--- EXCERPTED RECORDS ---

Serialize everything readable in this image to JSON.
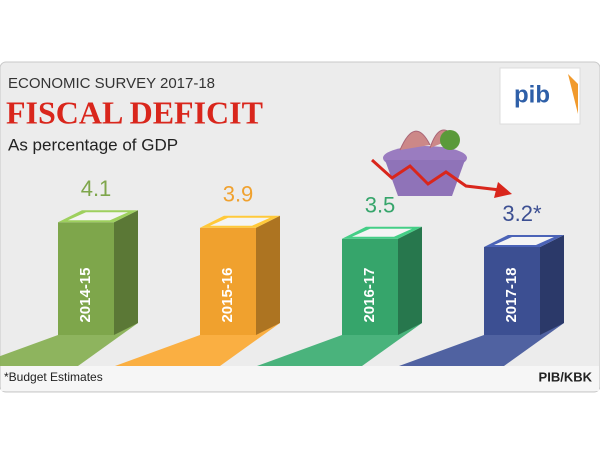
{
  "chart_data": {
    "type": "bar3d",
    "supertitle": "ECONOMIC SURVEY 2017-18",
    "title": "FISCAL DEFICIT",
    "subtitle": "As percentage of GDP",
    "logo": "pib",
    "categories": [
      "2014-15",
      "2015-16",
      "2016-17",
      "2017-18"
    ],
    "values": [
      4.1,
      3.9,
      3.5,
      3.2
    ],
    "value_labels": [
      "4.1",
      "3.9",
      "3.5",
      "3.2*"
    ],
    "colors": [
      "#7ea64b",
      "#f0a12e",
      "#36a56b",
      "#3c4f92"
    ],
    "footnote": "*Budget Estimates",
    "source": "PIB/KBK"
  }
}
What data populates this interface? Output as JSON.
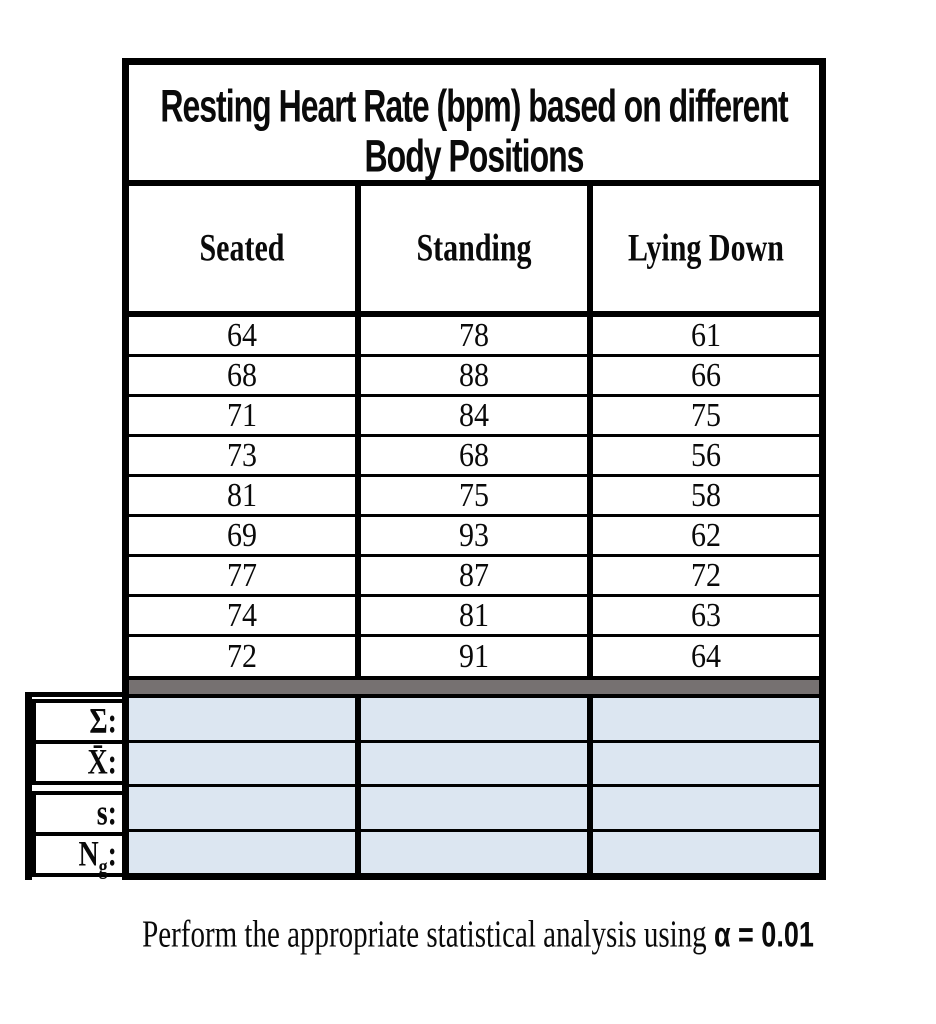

---

■ EXERCISE GOAL: Give back each entry exactly as it appears, with no pictures.

■ FULL SOLUTION:
Serialize everything readable in this image to JSON.
{
  "chart_data": {
    "type": "bar3d",
    "supertitle": "ECONOMIC SURVEY 2017-18",
    "title": "FISCAL DEFICIT",
    "subtitle": "As percentage of GDP",
    "logo": "pib",
    "categories": [
      "2014-15",
      "2015-16",
      "2016-17",
      "2017-18"
    ],
    "values": [
      4.1,
      3.9,
      3.5,
      3.2
    ],
    "value_labels": [
      "4.1",
      "3.9",
      "3.5",
      "3.2*"
    ],
    "colors": [
      "#7ea64b",
      "#f0a12e",
      "#36a56b",
      "#3c4f92"
    ],
    "footnote": "*Budget Estimates",
    "source": "PIB/KBK"
  }
}
What data populates this interface? Output as JSON.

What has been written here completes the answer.